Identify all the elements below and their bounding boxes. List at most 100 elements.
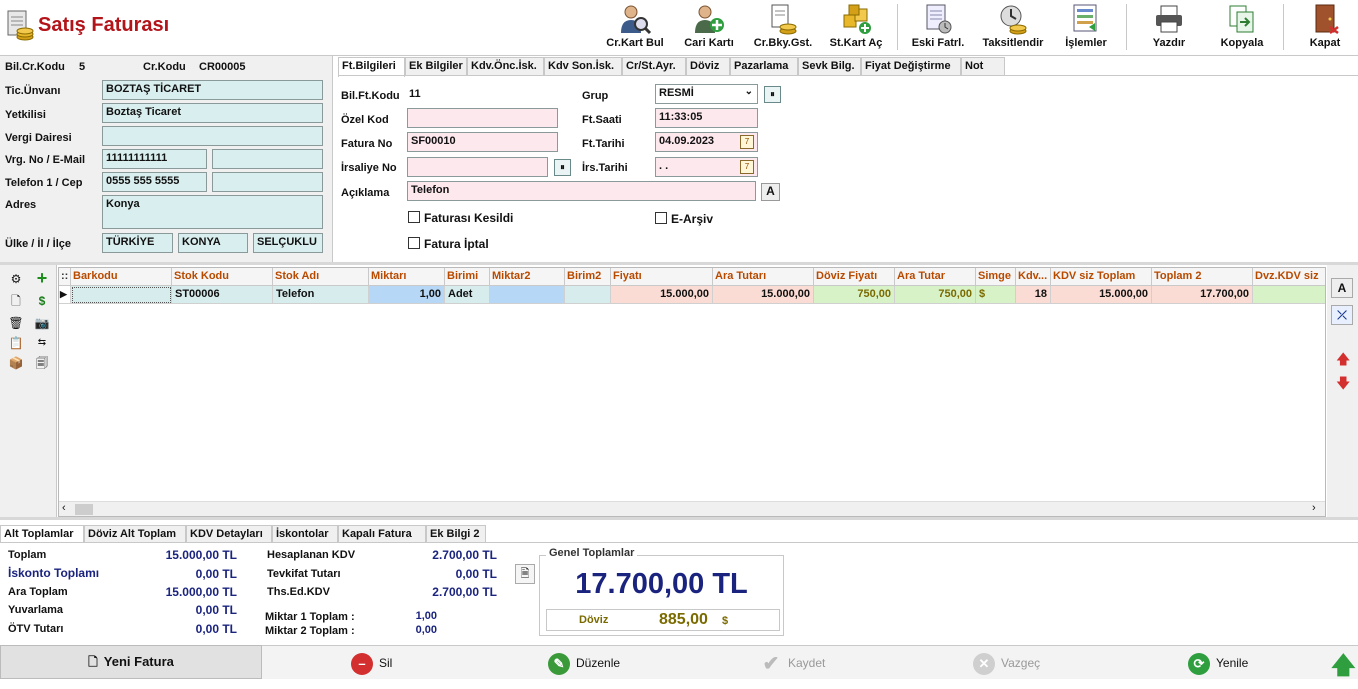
ozel-kod-field[interactable] bbox=[407, 108, 558, 128]
tic-unvani-field[interactable]: BOZTAŞ TİCARET bbox=[102, 80, 323, 100]
yeni-fatura-button[interactable]: 🗋 Yeni Fatura bbox=[0, 645, 262, 679]
email-field[interactable] bbox=[212, 149, 323, 169]
tab-kdv-detaylari[interactable]: KDV Detayları bbox=[186, 525, 272, 543]
duzenle-button[interactable]: ✎ Düzenle bbox=[548, 651, 620, 675]
column-header[interactable]: Toplam 2 bbox=[1152, 268, 1253, 286]
tab-kdv-onc-isk[interactable]: Kdv.Önc.İsk. bbox=[467, 57, 544, 76]
fatura-no-field[interactable]: SF00010 bbox=[407, 132, 558, 152]
kopyala-button[interactable]: Kopyala bbox=[1212, 3, 1272, 53]
delete-bin-icon[interactable]: 🗑 bbox=[8, 315, 24, 331]
grid-cell[interactable]: 750,00 bbox=[895, 286, 976, 304]
grid-cell[interactable]: 750,00 bbox=[814, 286, 895, 304]
grup-select[interactable]: RESMİ ⌄ bbox=[655, 84, 758, 104]
grid-cell[interactable]: 1,00 bbox=[369, 286, 445, 304]
tab-ek-bilgi-2[interactable]: Ek Bilgi 2 bbox=[426, 525, 486, 543]
column-header[interactable]: Barkodu bbox=[71, 268, 172, 286]
font-a-button[interactable]: A bbox=[1331, 278, 1353, 298]
horizontal-scrollbar[interactable]: ‹ › bbox=[59, 501, 1325, 516]
column-header[interactable]: KDV siz Toplam bbox=[1051, 268, 1152, 286]
kapat-button[interactable]: Kapat bbox=[1302, 3, 1348, 53]
tab-ek-bilgiler[interactable]: Ek Bilgiler bbox=[405, 57, 467, 76]
kaydet-button[interactable]: ✔ Kaydet bbox=[760, 651, 826, 675]
grid-cell[interactable] bbox=[490, 286, 565, 304]
column-header[interactable]: Ara Tutar bbox=[895, 268, 976, 286]
sil-button[interactable]: – Sil bbox=[351, 651, 392, 675]
grid-cell[interactable]: 15.000,00 bbox=[713, 286, 814, 304]
calendar-icon[interactable]: 7 bbox=[740, 160, 754, 174]
ulke-field[interactable]: TÜRKİYE bbox=[102, 233, 173, 253]
list-document-icon[interactable]: 📋 bbox=[8, 335, 24, 351]
faturasi-kesildi-checkbox[interactable]: Faturası Kesildi bbox=[408, 211, 513, 225]
documents-icon[interactable]: 🗐 bbox=[34, 355, 50, 371]
grid-cell[interactable] bbox=[565, 286, 611, 304]
new-document-icon[interactable]: 🗋 bbox=[8, 293, 24, 309]
scroll-left-icon[interactable]: ‹ bbox=[62, 502, 66, 514]
column-header[interactable]: Döviz Fiyatı bbox=[814, 268, 895, 286]
tab-iskontolar[interactable]: İskontolar bbox=[272, 525, 338, 543]
tab-sevk-bilg[interactable]: Sevk Bilg. bbox=[798, 57, 861, 76]
tab-doviz-alt-toplam[interactable]: Döviz Alt Toplam bbox=[84, 525, 186, 543]
eski-fatrl-button[interactable]: Eski Fatrl. bbox=[907, 3, 969, 53]
irsaliye-no-field[interactable] bbox=[407, 157, 548, 177]
ft-saati-field[interactable]: 11:33:05 bbox=[655, 108, 758, 128]
invoice-lines-grid[interactable]: :: Barkodu Stok Kodu Stok Adı Miktarı Bi… bbox=[58, 267, 1326, 517]
column-header[interactable]: Stok Kodu bbox=[172, 268, 273, 286]
column-header[interactable]: Ara Tutarı bbox=[713, 268, 814, 286]
column-header[interactable]: Fiyatı bbox=[611, 268, 713, 286]
cari-karti-button[interactable]: Cari Kartı bbox=[680, 3, 738, 53]
grup-lookup-button[interactable]: ⏸ bbox=[764, 86, 781, 103]
adres-field[interactable]: Konya bbox=[102, 195, 323, 229]
package-icon[interactable]: 📦 bbox=[8, 355, 24, 371]
vrg-no-field[interactable]: 11111111111 bbox=[102, 149, 207, 169]
taksitlendir-button[interactable]: Taksitlendir bbox=[977, 3, 1049, 53]
grid-cell[interactable]: Telefon bbox=[273, 286, 369, 304]
expand-columns-icon[interactable]: ⤫ bbox=[1331, 305, 1353, 325]
grid-cell[interactable]: 15.000,00 bbox=[1051, 286, 1152, 304]
grid-cell[interactable]: $ bbox=[976, 286, 1016, 304]
cep-field[interactable] bbox=[212, 172, 323, 192]
transfer-icon[interactable]: ⇆ bbox=[34, 335, 50, 351]
telefon-field[interactable]: 0555 555 5555 bbox=[102, 172, 207, 192]
camera-icon[interactable]: 📷 bbox=[34, 315, 50, 331]
column-header[interactable]: Stok Adı bbox=[273, 268, 369, 286]
tab-kapali-fatura[interactable]: Kapalı Fatura bbox=[338, 525, 426, 543]
tab-cr-st-ayr[interactable]: Cr/St.Ayr. bbox=[622, 57, 686, 76]
grid-cell[interactable]: 17.700,00 bbox=[1152, 286, 1253, 304]
column-header[interactable]: Kdv... bbox=[1016, 268, 1051, 286]
scroll-thumb[interactable] bbox=[75, 504, 93, 515]
aciklama-field[interactable]: Telefon bbox=[407, 181, 756, 201]
ilce-field[interactable]: SELÇUKLU bbox=[253, 233, 323, 253]
settings-gear-icon[interactable]: ⚙ bbox=[8, 271, 24, 287]
grid-cell[interactable]: Adet bbox=[445, 286, 490, 304]
cr-kart-bul-button[interactable]: Cr.Kart Bul bbox=[603, 3, 667, 53]
tab-doviz[interactable]: Döviz bbox=[686, 57, 730, 76]
column-header[interactable]: Birim2 bbox=[565, 268, 611, 286]
scroll-top-arrow-icon[interactable]: 🡅 bbox=[1331, 648, 1356, 689]
move-up-icon[interactable]: 🡅 bbox=[1336, 349, 1350, 373]
e-arsiv-checkbox[interactable]: E-Arşiv bbox=[655, 212, 713, 226]
grid-cell[interactable]: ST00006 bbox=[172, 286, 273, 304]
yetkilisi-field[interactable]: Boztaş Ticaret bbox=[102, 103, 323, 123]
calendar-icon[interactable]: 7 bbox=[740, 135, 754, 149]
yenile-button[interactable]: ⟳ Yenile bbox=[1188, 651, 1248, 675]
tab-ft-bilgileri[interactable]: Ft.Bilgileri bbox=[338, 57, 405, 77]
st-kart-ac-button[interactable]: St.Kart Aç bbox=[826, 3, 886, 53]
tab-pazarlama[interactable]: Pazarlama bbox=[730, 57, 798, 76]
vazgec-button[interactable]: ✕ Vazgeç bbox=[973, 651, 1040, 675]
tab-not[interactable]: Not bbox=[961, 57, 1005, 76]
fatura-iptal-checkbox[interactable]: Fatura İptal bbox=[408, 237, 489, 251]
grid-cell[interactable]: 18 bbox=[1016, 286, 1051, 304]
grid-cell[interactable]: 15.000,00 bbox=[611, 286, 713, 304]
tab-kdv-son-isk[interactable]: Kdv Son.İsk. bbox=[544, 57, 622, 76]
column-header[interactable]: Birimi bbox=[445, 268, 490, 286]
move-down-icon[interactable]: 🡇 bbox=[1336, 373, 1350, 397]
add-row-icon[interactable]: + bbox=[34, 269, 50, 287]
kdv-detail-document-icon[interactable]: 🗎 bbox=[515, 564, 535, 584]
il-field[interactable]: KONYA bbox=[178, 233, 248, 253]
scroll-right-icon[interactable]: › bbox=[1312, 502, 1316, 514]
currency-dollar-icon[interactable]: $ bbox=[34, 293, 50, 309]
yazdir-button[interactable]: Yazdır bbox=[1144, 3, 1194, 53]
column-header[interactable]: Miktarı bbox=[369, 268, 445, 286]
islemler-button[interactable]: İşlemler bbox=[1058, 3, 1114, 53]
aciklama-a-button[interactable]: A bbox=[761, 183, 780, 201]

EXERCISE:
Reproduce, word for word, the part of the listing that opens with the line containing "ozel-kod-field[interactable] bbox=[407, 108, 558, 128]" and closes with the line containing "email-field[interactable] bbox=[212, 149, 323, 169]", including both of those lines.

EXERCISE ANSWER:
ozel-kod-field[interactable] bbox=[407, 108, 558, 128]
tic-unvani-field[interactable]: BOZTAŞ TİCARET bbox=[102, 80, 323, 100]
yeni-fatura-button[interactable]: 🗋 Yeni Fatura bbox=[0, 645, 262, 679]
email-field[interactable] bbox=[212, 149, 323, 169]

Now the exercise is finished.